GOAL
In the records that follow, locate every line with "choice" and extract it.

RECORDS TO PROCESS
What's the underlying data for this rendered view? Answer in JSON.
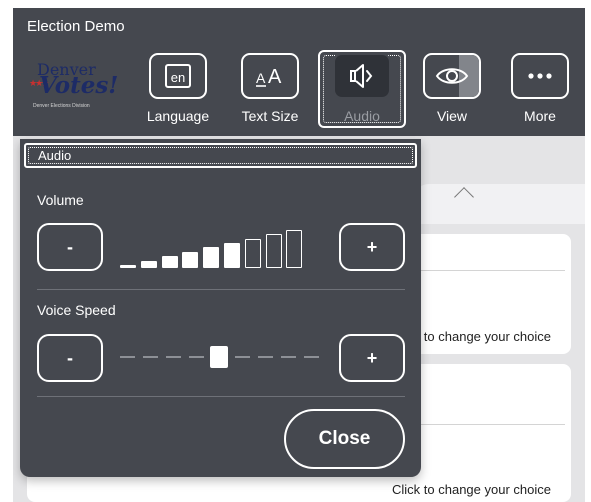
{
  "app": {
    "title": "Election Demo"
  },
  "logo": {
    "line1": "Denver",
    "line2": "Votes!",
    "line3": "Denver Elections Division"
  },
  "toolbar": {
    "items": [
      {
        "label": "Language",
        "icon": "language-icon",
        "badge": "en"
      },
      {
        "label": "Text Size",
        "icon": "text-size-icon",
        "glyph": "AA"
      },
      {
        "label": "Audio",
        "icon": "speaker-icon",
        "active": true
      },
      {
        "label": "View",
        "icon": "eye-icon"
      },
      {
        "label": "More",
        "icon": "more-dots-icon",
        "glyph": "•••"
      }
    ]
  },
  "modal": {
    "title": "Audio",
    "volume": {
      "label": "Volume",
      "decrease_label": "-",
      "increase_label": "+",
      "level": 6,
      "max": 9
    },
    "voice_speed": {
      "label": "Voice Speed",
      "decrease_label": "-",
      "increase_label": "+",
      "position": 5,
      "steps": 9
    },
    "close_label": "Close"
  },
  "background": {
    "cards": [
      {
        "hint": "to change your choice"
      },
      {
        "hint": "Click to change your choice"
      }
    ]
  },
  "colors": {
    "header_bg": "#45484f",
    "page_bg": "#e4e4e6",
    "accent": "#ffffff"
  }
}
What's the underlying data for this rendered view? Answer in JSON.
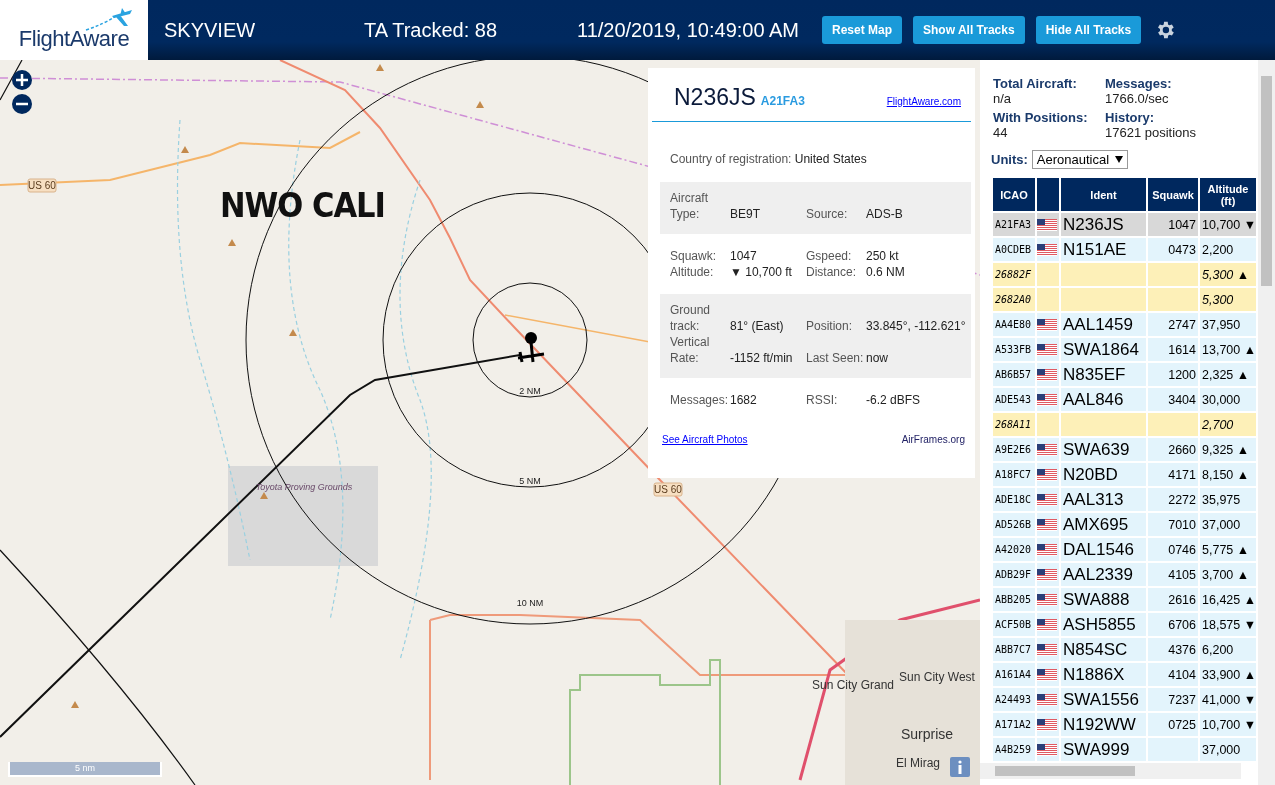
{
  "header": {
    "logo": "FlightAware",
    "title": "SKYVIEW",
    "tracked": "TA Tracked: 88",
    "datetime": "11/20/2019, 10:49:00 AM",
    "buttons": [
      "Reset Map",
      "Show All Tracks",
      "Hide All Tracks"
    ]
  },
  "map": {
    "overlay_label": "NWO CALI",
    "rings": [
      "2 NM",
      "5 NM",
      "10 NM"
    ],
    "scale": "5 nm",
    "labels": [
      {
        "kind": "shield",
        "text": "US 60"
      },
      {
        "kind": "area",
        "text": "Toyota Proving Grounds"
      },
      {
        "kind": "shield",
        "text": "US 60"
      },
      {
        "kind": "town",
        "text": "Sun City Grand"
      },
      {
        "kind": "town",
        "text": "Sun City West"
      },
      {
        "kind": "city",
        "text": "Surprise"
      },
      {
        "kind": "town",
        "text": "El Mirag"
      }
    ]
  },
  "popup": {
    "ident": "N236JS",
    "icao": "A21FA3",
    "link": "FlightAware.com",
    "country": {
      "label": "Country of registration:",
      "value": "United States"
    },
    "sections": [
      {
        "shaded": true,
        "rows": [
          [
            "Aircraft Type:",
            "BE9T",
            "Source:",
            "ADS-B"
          ]
        ]
      },
      {
        "shaded": false,
        "rows": [
          [
            "Squawk:",
            "1047",
            "Gspeed:",
            "250 kt"
          ],
          [
            "Altitude:",
            "▼ 10,700 ft",
            "Distance:",
            "0.6 NM"
          ]
        ]
      },
      {
        "shaded": true,
        "rows": [
          [
            "Ground track:",
            "81° (East)",
            "Position:",
            "33.845°, -112.621°"
          ],
          [
            "Vertical Rate:",
            "-1152 ft/min",
            "Last Seen:",
            "now"
          ]
        ]
      },
      {
        "shaded": false,
        "rows": [
          [
            "Messages:",
            "1682",
            "RSSI:",
            "-6.2 dBFS"
          ]
        ]
      }
    ],
    "footer_links": [
      "See Aircraft Photos",
      "AirFrames.org"
    ]
  },
  "stats": [
    {
      "label": "Total Aircraft:",
      "value": "n/a"
    },
    {
      "label": "Messages:",
      "value": "1766.0/sec"
    },
    {
      "label": "With Positions:",
      "value": "44"
    },
    {
      "label": "History:",
      "value": "17621 positions"
    }
  ],
  "units": {
    "label": "Units:",
    "value": "Aeronautical"
  },
  "table": {
    "columns": [
      "ICAO",
      "Ident",
      "Squawk",
      "Altitude (ft)"
    ],
    "rows": [
      {
        "kind": "adsb",
        "selected": true,
        "icao": "A21FA3",
        "ident": "N236JS",
        "squawk": "1047",
        "altitude": "10,700 ▼"
      },
      {
        "kind": "adsb",
        "selected": false,
        "icao": "A0CDEB",
        "ident": "N151AE",
        "squawk": "0473",
        "altitude": "2,200"
      },
      {
        "kind": "noposition",
        "selected": false,
        "icao": "26882F",
        "ident": "",
        "squawk": "",
        "altitude": "5,300 ▲"
      },
      {
        "kind": "noposition",
        "selected": false,
        "icao": "2682A0",
        "ident": "",
        "squawk": "",
        "altitude": "5,300"
      },
      {
        "kind": "adsb",
        "selected": false,
        "icao": "AA4E80",
        "ident": "AAL1459",
        "squawk": "2747",
        "altitude": "37,950"
      },
      {
        "kind": "adsb",
        "selected": false,
        "icao": "A533FB",
        "ident": "SWA1864",
        "squawk": "1614",
        "altitude": "13,700 ▲"
      },
      {
        "kind": "adsb",
        "selected": false,
        "icao": "AB6B57",
        "ident": "N835EF",
        "squawk": "1200",
        "altitude": "2,325 ▲"
      },
      {
        "kind": "adsb",
        "selected": false,
        "icao": "ADE543",
        "ident": "AAL846",
        "squawk": "3404",
        "altitude": "30,000"
      },
      {
        "kind": "noposition",
        "selected": false,
        "icao": "268A11",
        "ident": "",
        "squawk": "",
        "altitude": "2,700"
      },
      {
        "kind": "adsb",
        "selected": false,
        "icao": "A9E2E6",
        "ident": "SWA639",
        "squawk": "2660",
        "altitude": "9,325 ▲"
      },
      {
        "kind": "adsb",
        "selected": false,
        "icao": "A18FC7",
        "ident": "N20BD",
        "squawk": "4171",
        "altitude": "8,150 ▲"
      },
      {
        "kind": "adsb",
        "selected": false,
        "icao": "ADE18C",
        "ident": "AAL313",
        "squawk": "2272",
        "altitude": "35,975"
      },
      {
        "kind": "adsb",
        "selected": false,
        "icao": "AD526B",
        "ident": "AMX695",
        "squawk": "7010",
        "altitude": "37,000"
      },
      {
        "kind": "adsb",
        "selected": false,
        "icao": "A42020",
        "ident": "DAL1546",
        "squawk": "0746",
        "altitude": "5,775 ▲"
      },
      {
        "kind": "adsb",
        "selected": false,
        "icao": "ADB29F",
        "ident": "AAL2339",
        "squawk": "4105",
        "altitude": "3,700 ▲"
      },
      {
        "kind": "adsb",
        "selected": false,
        "icao": "ABB205",
        "ident": "SWA888",
        "squawk": "2616",
        "altitude": "16,425 ▲"
      },
      {
        "kind": "adsb",
        "selected": false,
        "icao": "ACF50B",
        "ident": "ASH5855",
        "squawk": "6706",
        "altitude": "18,575 ▼"
      },
      {
        "kind": "adsb",
        "selected": false,
        "icao": "ABB7C7",
        "ident": "N854SC",
        "squawk": "4376",
        "altitude": "6,200"
      },
      {
        "kind": "adsb",
        "selected": false,
        "icao": "A161A4",
        "ident": "N1886X",
        "squawk": "4104",
        "altitude": "33,900 ▲"
      },
      {
        "kind": "adsb",
        "selected": false,
        "icao": "A24493",
        "ident": "SWA1556",
        "squawk": "7237",
        "altitude": "41,000 ▼"
      },
      {
        "kind": "adsb",
        "selected": false,
        "icao": "A171A2",
        "ident": "N192WW",
        "squawk": "0725",
        "altitude": "10,700 ▼"
      },
      {
        "kind": "adsb",
        "selected": false,
        "icao": "A4B259",
        "ident": "SWA999",
        "squawk": "",
        "altitude": "37,000"
      }
    ]
  }
}
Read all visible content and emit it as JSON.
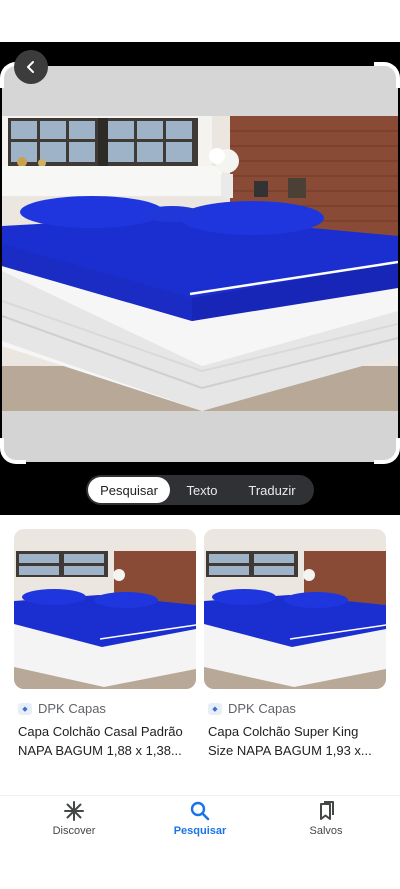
{
  "lens": {
    "back_icon": "chevron-left-icon",
    "modes": [
      {
        "label": "Pesquisar",
        "active": true
      },
      {
        "label": "Texto",
        "active": false
      },
      {
        "label": "Traduzir",
        "active": false
      }
    ]
  },
  "results": [
    {
      "source": "DPK Capas",
      "title": "Capa Colchão Casal Padrão NAPA BAGUM 1,88 x 1,38..."
    },
    {
      "source": "DPK Capas",
      "title": "Capa Colchão Super King Size NAPA BAGUM 1,93 x..."
    }
  ],
  "bottom_nav": {
    "items": [
      {
        "label": "Discover",
        "icon": "asterisk-icon",
        "active": false
      },
      {
        "label": "Pesquisar",
        "icon": "search-icon",
        "active": true
      },
      {
        "label": "Salvos",
        "icon": "bookmarks-icon",
        "active": false
      }
    ]
  },
  "colors": {
    "accent": "#1a73e8",
    "bed_cover": "#1b2fd0",
    "pill_bg": "#303134"
  }
}
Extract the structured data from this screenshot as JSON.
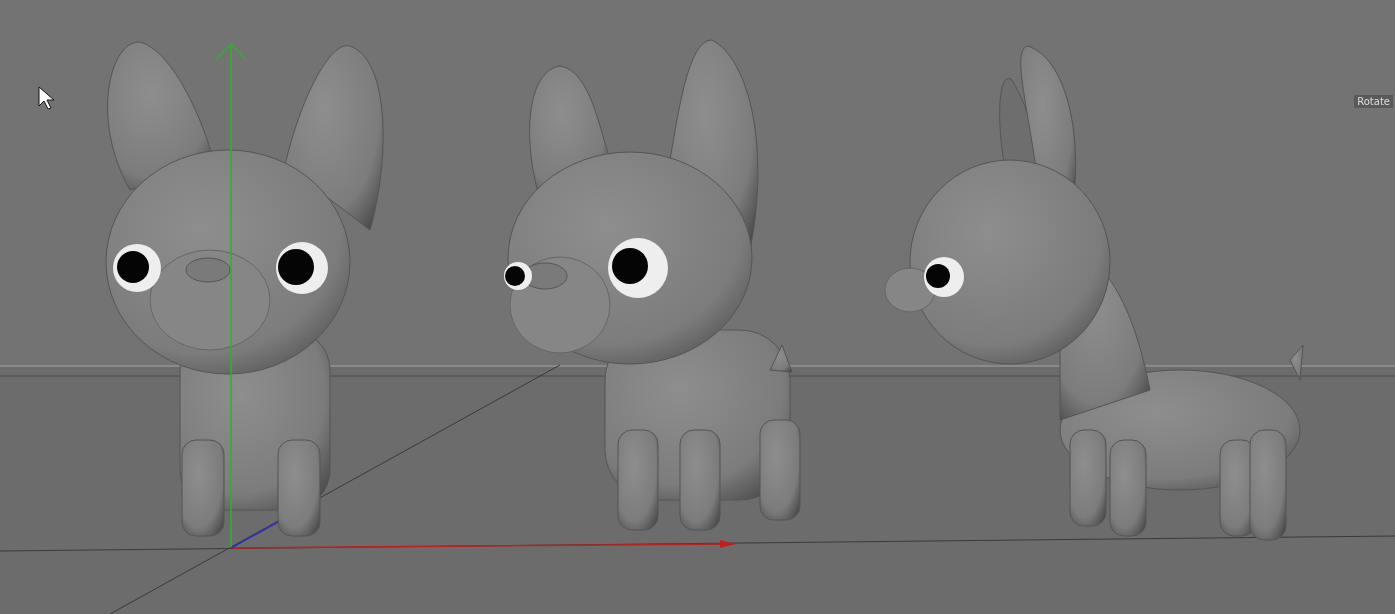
{
  "viewport": {
    "tooltip": "Rotate"
  }
}
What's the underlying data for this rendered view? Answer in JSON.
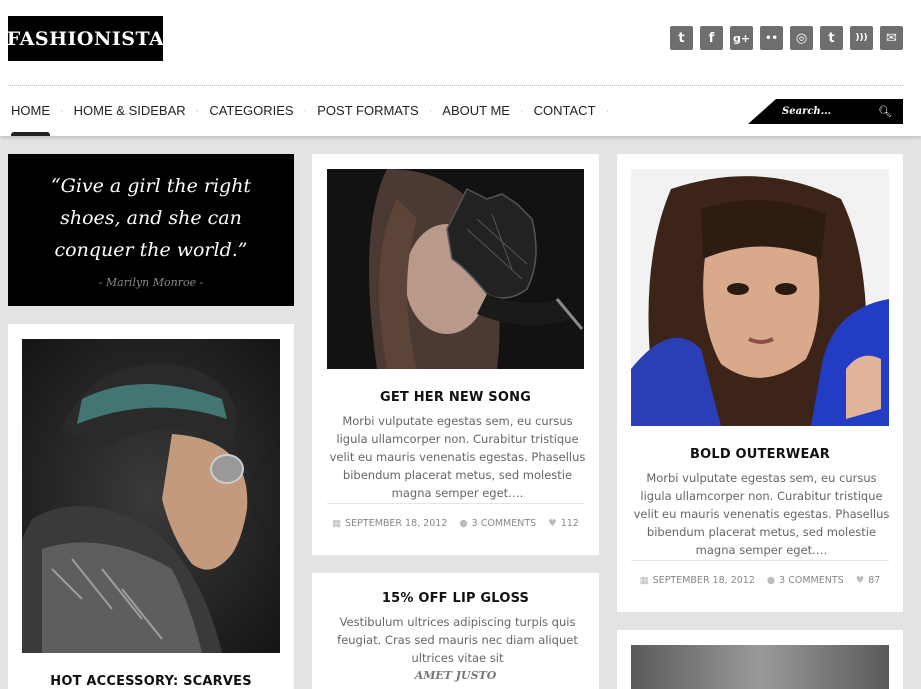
{
  "brand": {
    "logo_text": "FASHIONISTA"
  },
  "socials": [
    {
      "icon": "twitter-icon",
      "glyph": "t"
    },
    {
      "icon": "facebook-icon",
      "glyph": "f"
    },
    {
      "icon": "google-plus-icon",
      "glyph": "g+"
    },
    {
      "icon": "flickr-icon",
      "glyph": "••"
    },
    {
      "icon": "dribbble-icon",
      "glyph": "◎"
    },
    {
      "icon": "tumblr-icon",
      "glyph": "t"
    },
    {
      "icon": "rss-icon",
      "glyph": ")))"
    },
    {
      "icon": "mail-icon",
      "glyph": "✉"
    }
  ],
  "nav": {
    "items": [
      "HOME",
      "HOME & SIDEBAR",
      "CATEGORIES",
      "POST FORMATS",
      "ABOUT ME",
      "CONTACT"
    ],
    "active_index": 0
  },
  "search": {
    "placeholder": "Search..."
  },
  "quote": {
    "text": "“Give a girl the right shoes, and she can conquer the world.”",
    "author": "- Marilyn Monroe -"
  },
  "posts": {
    "scarves": {
      "title": "HOT ACCESSORY: SCARVES"
    },
    "song": {
      "title": "GET HER NEW SONG",
      "excerpt": "Morbi vulputate egestas sem, eu cursus ligula ullamcorper non. Curabitur tristique velit eu mauris venenatis egestas. Phasellus bibendum placerat metus, sed molestie magna semper eget.…",
      "date": "SEPTEMBER 18, 2012",
      "comments": "3 COMMENTS",
      "likes": "112"
    },
    "outerwear": {
      "title": "BOLD OUTERWEAR",
      "excerpt": "Morbi vulputate egestas sem, eu cursus ligula ullamcorper non. Curabitur tristique velit eu mauris venenatis egestas. Phasellus bibendum placerat metus, sed molestie magna semper eget.…",
      "date": "SEPTEMBER 18, 2012",
      "comments": "3 COMMENTS",
      "likes": "87"
    },
    "lipgloss": {
      "title": "15% OFF LIP GLOSS",
      "excerpt": "Vestibulum ultrices adipiscing turpis quis feugiat. Cras sed mauris nec diam aliquet ultrices vitae sit",
      "author": "AMET JUSTO"
    }
  }
}
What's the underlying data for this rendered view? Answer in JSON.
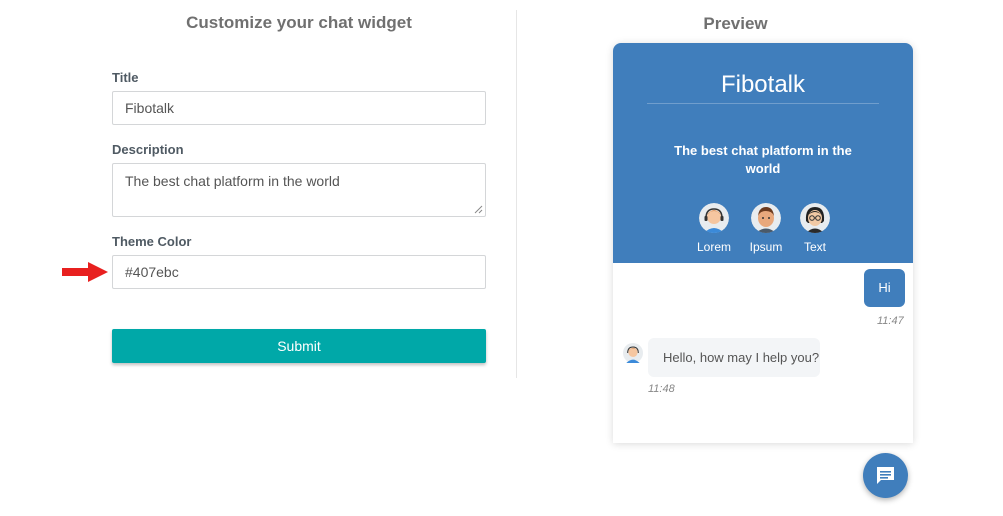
{
  "form": {
    "heading": "Customize your chat widget",
    "title_label": "Title",
    "title_value": "Fibotalk",
    "description_label": "Description",
    "description_value": "The best chat platform in the world",
    "theme_label": "Theme Color",
    "theme_value": "#407ebc",
    "submit_label": "Submit"
  },
  "preview": {
    "heading": "Preview",
    "widget_title": "Fibotalk",
    "widget_description": "The best chat platform in the world",
    "agents": [
      {
        "name": "Lorem",
        "icon": "agent-headset-icon"
      },
      {
        "name": "Ipsum",
        "icon": "agent-man-icon"
      },
      {
        "name": "Text",
        "icon": "agent-woman-glasses-icon"
      }
    ],
    "messages": [
      {
        "from": "user",
        "text": "Hi",
        "time": "11:47"
      },
      {
        "from": "agent",
        "text": "Hello, how may I help you?",
        "time": "11:48"
      }
    ],
    "launcher_icon": "chat-bubble-icon"
  },
  "colors": {
    "theme": "#407ebc",
    "submit": "#00a8a8",
    "arrow": "#e8201f"
  }
}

REPLY TO THE EXERCISE
        "hint": "to change your choice"
        "hint": "Click to change your choice"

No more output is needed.